**JOB 1**.
Answer these questions about the crawler article, one line per answer:
(a) In what year did Scrapy become known to the public?
(b) Which Python tools does the article give as an example of building a spider without a framework?
(c) What three things does a developer configure for a Configurable Spider?
**JOB 2**. Reproduce the crawler article word for word from "Introduction of Configurable" to "spiders (as in the figure below).".

**PAGE EXCERPT**.
------------
Develop a web crawler in 90 seconds
Background
Scraping on the web is an interesting thing, which allows you to collect web data through automated spider programs and it reduces a lot of manual work. Before the emergence of good spider frameworks, developers had to use simple HTTP requests plus web page parsing to develop spider programs, such as Python requests + BeautifulSoup. Data storage modules such as MySQL, MongoDB are integrated into more advanced spider programs. But because of the development inefficiencies and lack of robustness, building a comprehensive and production-ready crawler may take a couple of hours. I name this kind of web crawlers as Non-framework Crawlers.
In 2011, the Twisted-based web crawler framework named Scrapy become aware by the public and also the “second-to-none” high-performance asynchronous crawler framework. Scrapy has abstracted several core modules, which allows developers to focus on data extraction, rather than some fussy modules such as data downloading, page parsing and task coordination. Developing a production-ready Scrapy spider only takes about ten-ish minutes, or up to one hour with complicated requirements. There are also many good frameworks such as PySpider and Colly. I would call those spiders Framework Spiders. The Framework Spiders have released the productivity, and they are in corporate use in production environment with modification to crawl at a large scale.
However, for those who would like to crawl hundreds of sites, the Framework Spiders could be out of their capability. And developing spiders becomes manual work. For example, if the average time for developing a Framework Spider takes 20 minutes and a full-time spider developer works 8 hours per day, developing 1,000 sites would require 20,000 minutes, 333 hours and 42 workdays. Yet we can employ 10 full-time spider developers, but this would take 4 workdays to complete (as in the figure below).
This is again very inefficient. To overcome this efficiency issue, Configurable Spiders are created.
Introduction of Configurable Spiders
Configurable Spider as its literal meaning, is a spider which allows users to crawl data based on configured crawling rules. A Configurable Spider is a highly-abstracted spider program. Developers don’t have to write any spider code. Instead, they only need to configure site URLs, data fields and data attributes in the config files or database, read by a special spider program which would crawl web data accordingly. The Configurable Spiders abstracted the spider code into config info, which streamlined the spider development process. In this way, spider developers only need to make corresponding configs to complete a spider’s development. Therefore, developers would be able to use the Configurable Spiders to write large-scale spiders (as in the figure below).
------------
**RECORDS PROVIDED**.
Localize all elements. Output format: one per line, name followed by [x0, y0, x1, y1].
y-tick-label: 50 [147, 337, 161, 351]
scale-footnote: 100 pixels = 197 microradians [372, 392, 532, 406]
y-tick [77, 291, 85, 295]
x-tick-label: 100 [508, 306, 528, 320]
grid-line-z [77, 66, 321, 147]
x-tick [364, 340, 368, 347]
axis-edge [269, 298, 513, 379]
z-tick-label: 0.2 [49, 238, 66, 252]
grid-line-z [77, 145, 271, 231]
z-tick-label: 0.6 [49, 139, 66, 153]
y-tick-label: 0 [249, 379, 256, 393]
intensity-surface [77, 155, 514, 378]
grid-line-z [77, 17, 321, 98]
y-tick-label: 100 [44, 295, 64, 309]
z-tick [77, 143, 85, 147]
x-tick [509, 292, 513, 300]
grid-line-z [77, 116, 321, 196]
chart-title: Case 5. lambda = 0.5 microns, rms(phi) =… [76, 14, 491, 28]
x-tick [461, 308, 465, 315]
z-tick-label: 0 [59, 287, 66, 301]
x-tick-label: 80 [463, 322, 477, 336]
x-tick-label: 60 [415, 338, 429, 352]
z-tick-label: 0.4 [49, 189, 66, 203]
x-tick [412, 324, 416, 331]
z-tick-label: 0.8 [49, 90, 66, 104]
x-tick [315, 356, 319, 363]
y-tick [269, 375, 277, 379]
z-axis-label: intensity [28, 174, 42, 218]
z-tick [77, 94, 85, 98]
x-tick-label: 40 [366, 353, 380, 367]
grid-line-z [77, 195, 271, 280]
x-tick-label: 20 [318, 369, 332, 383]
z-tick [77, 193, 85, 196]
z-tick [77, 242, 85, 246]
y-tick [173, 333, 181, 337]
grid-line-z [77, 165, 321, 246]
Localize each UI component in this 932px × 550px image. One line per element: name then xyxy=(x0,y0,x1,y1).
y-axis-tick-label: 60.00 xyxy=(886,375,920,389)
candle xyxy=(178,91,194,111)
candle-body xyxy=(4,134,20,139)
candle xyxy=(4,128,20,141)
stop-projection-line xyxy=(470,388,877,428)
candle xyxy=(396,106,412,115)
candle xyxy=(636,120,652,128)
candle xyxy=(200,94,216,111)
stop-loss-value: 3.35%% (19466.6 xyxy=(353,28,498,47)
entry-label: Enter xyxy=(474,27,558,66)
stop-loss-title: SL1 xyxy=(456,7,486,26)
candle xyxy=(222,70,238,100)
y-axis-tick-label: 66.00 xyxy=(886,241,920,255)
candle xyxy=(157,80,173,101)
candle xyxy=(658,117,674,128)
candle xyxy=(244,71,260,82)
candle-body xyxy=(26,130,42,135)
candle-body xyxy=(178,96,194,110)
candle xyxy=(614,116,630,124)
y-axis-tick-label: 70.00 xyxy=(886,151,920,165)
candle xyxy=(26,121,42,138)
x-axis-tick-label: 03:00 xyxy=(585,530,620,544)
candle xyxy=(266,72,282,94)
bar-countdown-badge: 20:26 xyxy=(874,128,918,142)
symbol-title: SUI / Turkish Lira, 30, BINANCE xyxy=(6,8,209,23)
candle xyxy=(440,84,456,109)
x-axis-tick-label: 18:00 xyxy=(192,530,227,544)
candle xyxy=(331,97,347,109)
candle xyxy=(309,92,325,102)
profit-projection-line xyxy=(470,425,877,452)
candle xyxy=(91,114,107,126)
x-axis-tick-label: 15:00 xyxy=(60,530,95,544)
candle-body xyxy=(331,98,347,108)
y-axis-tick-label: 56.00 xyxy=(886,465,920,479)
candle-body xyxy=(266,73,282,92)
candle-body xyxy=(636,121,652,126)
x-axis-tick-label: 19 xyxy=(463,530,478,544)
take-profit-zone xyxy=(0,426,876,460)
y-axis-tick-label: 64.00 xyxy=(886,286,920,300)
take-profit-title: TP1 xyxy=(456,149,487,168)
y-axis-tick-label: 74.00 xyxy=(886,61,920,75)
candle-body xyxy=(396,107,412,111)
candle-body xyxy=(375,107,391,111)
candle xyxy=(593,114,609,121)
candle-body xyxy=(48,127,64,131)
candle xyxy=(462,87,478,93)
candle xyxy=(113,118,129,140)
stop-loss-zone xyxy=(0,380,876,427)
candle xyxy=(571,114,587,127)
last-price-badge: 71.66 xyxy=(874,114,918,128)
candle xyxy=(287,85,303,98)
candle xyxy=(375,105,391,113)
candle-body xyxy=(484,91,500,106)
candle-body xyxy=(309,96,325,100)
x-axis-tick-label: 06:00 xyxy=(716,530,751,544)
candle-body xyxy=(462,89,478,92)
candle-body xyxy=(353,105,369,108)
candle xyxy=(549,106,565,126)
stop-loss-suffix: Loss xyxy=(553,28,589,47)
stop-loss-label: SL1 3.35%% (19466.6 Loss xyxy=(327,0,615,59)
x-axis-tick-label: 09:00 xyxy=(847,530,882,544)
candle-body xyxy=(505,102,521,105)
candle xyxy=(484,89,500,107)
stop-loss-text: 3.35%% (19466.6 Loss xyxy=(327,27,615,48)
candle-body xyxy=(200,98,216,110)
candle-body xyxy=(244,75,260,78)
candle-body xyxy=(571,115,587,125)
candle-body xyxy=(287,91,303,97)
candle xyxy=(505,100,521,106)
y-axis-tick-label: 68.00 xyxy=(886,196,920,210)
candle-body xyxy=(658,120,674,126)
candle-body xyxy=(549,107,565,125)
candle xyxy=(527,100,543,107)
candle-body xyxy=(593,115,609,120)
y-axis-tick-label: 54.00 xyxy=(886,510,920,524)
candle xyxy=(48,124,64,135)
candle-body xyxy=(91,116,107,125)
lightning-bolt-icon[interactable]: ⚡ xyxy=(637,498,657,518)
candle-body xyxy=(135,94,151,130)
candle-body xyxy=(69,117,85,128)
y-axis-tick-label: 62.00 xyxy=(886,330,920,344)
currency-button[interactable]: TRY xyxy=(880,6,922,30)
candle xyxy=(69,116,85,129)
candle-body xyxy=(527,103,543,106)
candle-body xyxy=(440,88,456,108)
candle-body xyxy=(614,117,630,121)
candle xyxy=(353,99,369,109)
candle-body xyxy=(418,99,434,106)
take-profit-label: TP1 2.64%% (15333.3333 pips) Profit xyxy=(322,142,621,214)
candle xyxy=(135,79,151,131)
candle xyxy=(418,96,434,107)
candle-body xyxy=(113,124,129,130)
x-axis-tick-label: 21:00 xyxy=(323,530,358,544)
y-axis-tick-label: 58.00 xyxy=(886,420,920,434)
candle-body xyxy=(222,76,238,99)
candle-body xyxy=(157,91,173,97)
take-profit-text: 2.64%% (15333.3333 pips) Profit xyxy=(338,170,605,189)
------------
**FULL OUTPUT 1**.
(a) 2011
(b) Python requests + BeautifulSoup
(c) Site URLs, data fields and data attributes

**FULL OUTPUT 2**.
Introduction of Configurable Spiders
Configurable Spider as its literal meaning, is a spider which allows users to crawl data based on configured crawling rules. A Configurable Spider is a highly-abstracted spider program. Developers don’t have to write any spider code. Instead, they only need to configure site URLs, data fields and data attributes in the config files or database, read by a special spider program which would crawl web data accordingly. The Configurable Spiders abstracted the spider code into config info, which streamlined the spider development process. In this way, spider developers only need to make corresponding configs to complete a spider’s development. Therefore, developers would be able to use the Configurable Spiders to write large-scale spiders (as in the figure below).